§ What you have to do:
Quote the records that follow in full, leaving the pictures out.

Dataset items
((

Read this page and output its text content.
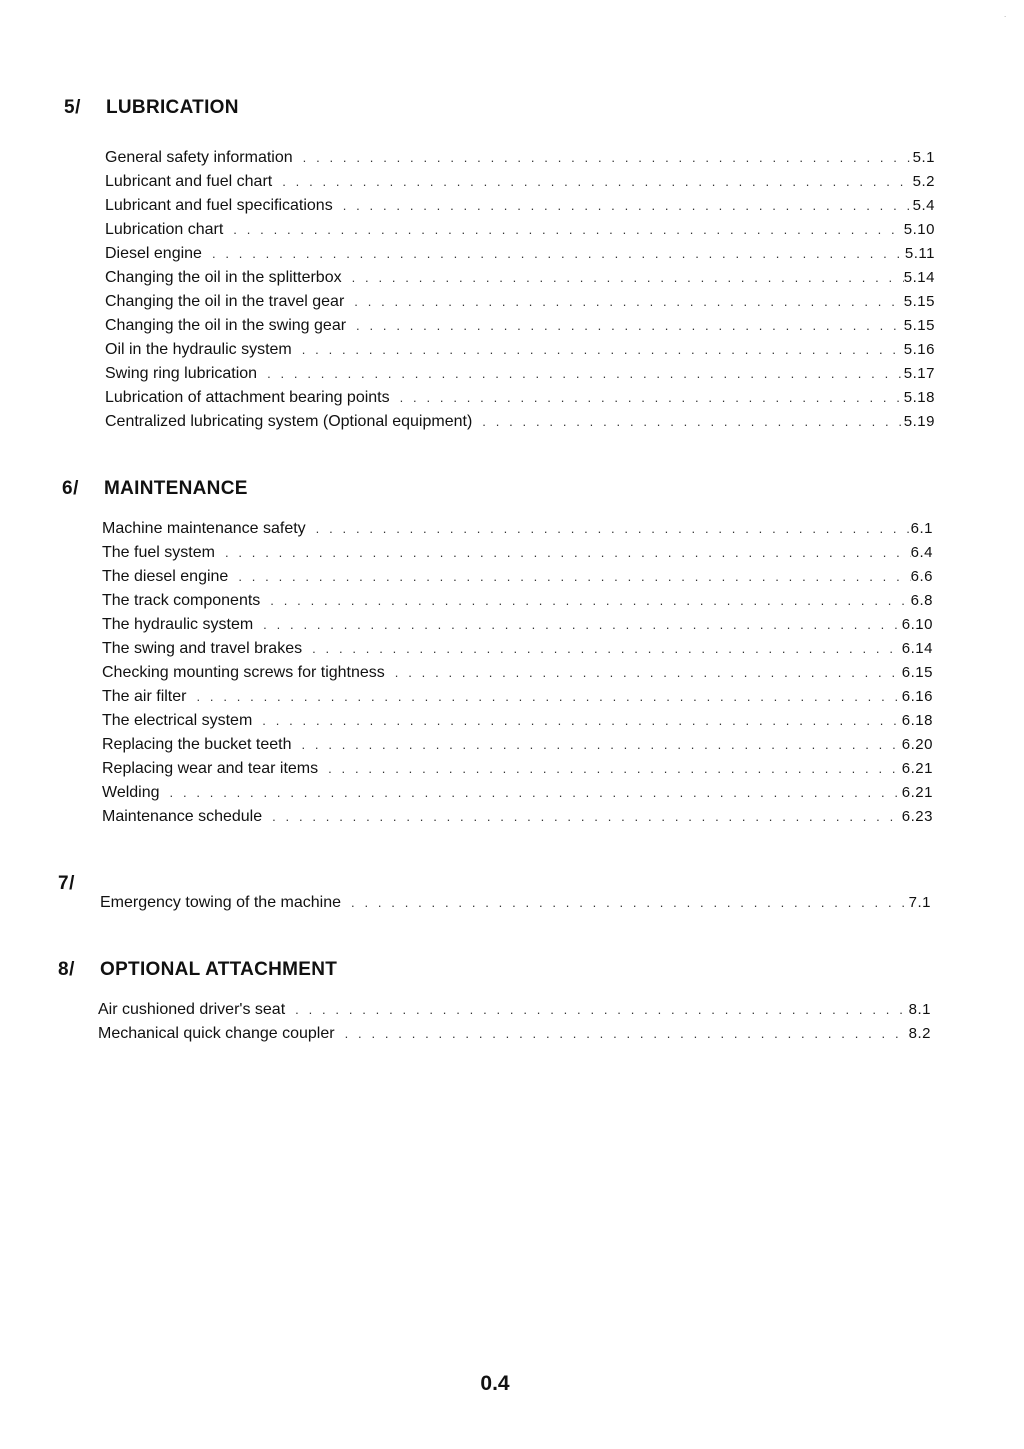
5/ LUBRICATION
General safety information . . .	5.1
Lubricant and fuel chart . . .	5.2
Lubricant and fuel specifications . . .	5.4
Lubrication chart . . .	5.10
Diesel engine . . .	5.11
Changing the oil in the splitterbox . . .	5.14
Changing the oil in the travel gear . . .	5.15
Changing the oil in the swing gear . . .	5.15
Oil in the hydraulic system . . .	5.16
Swing ring lubrication . . .	5.17
Lubrication of attachment bearing points . . .	5.18
Centralized lubricating system (Optional equipment) . . .	5.19
6/ MAINTENANCE
Machine maintenance safety . . .	6.1
The fuel system . . .	6.4
The diesel engine . . .	6.6
The track components . . .	6.8
The hydraulic system . . .	6.10
The swing and travel brakes . . .	6.14
Checking mounting screws for tightness . . .	6.15
The air filter . . .	6.16
The electrical system . . .	6.18
Replacing the bucket teeth . . .	6.20
Replacing wear and tear items . . .	6.21
Welding . . .	6.21
Maintenance schedule . . .	6.23
7/
Emergency towing of the machine . . .	7.1
8/ OPTIONAL ATTACHMENT
Air cushioned driver's seat . . .	8.1
Mechanical quick change coupler . . .	8.2
0.4
.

))

§ Exercise result:
Read this page and output its text content.
5/ LUBRICATION
General safety information . . .	5.1
Lubricant and fuel chart . . .	5.2
Lubricant and fuel specifications . . .	5.4
Lubrication chart . . .	5.10
Diesel engine . . .	5.11
Changing the oil in the splitterbox . . .	5.14
Changing the oil in the travel gear . . .	5.15
Changing the oil in the swing gear . . .	5.15
Oil in the hydraulic system . . .	5.16
Swing ring lubrication . . .	5.17
Lubrication of attachment bearing points . . .	5.18
Centralized lubricating system (Optional equipment) . . .	5.19
6/ MAINTENANCE
Machine maintenance safety . . .	6.1
The fuel system . . .	6.4
The diesel engine . . .	6.6
The track components . . .	6.8
The hydraulic system . . .	6.10
The swing and travel brakes . . .	6.14
Checking mounting screws for tightness . . .	6.15
The air filter . . .	6.16
The electrical system . . .	6.18
Replacing the bucket teeth . . .	6.20
Replacing wear and tear items . . .	6.21
Welding . . .	6.21
Maintenance schedule . . .	6.23
7/
Emergency towing of the machine . . .	7.1
8/ OPTIONAL ATTACHMENT
Air cushioned driver's seat . . .	8.1
Mechanical quick change coupler . . .	8.2
0.4
.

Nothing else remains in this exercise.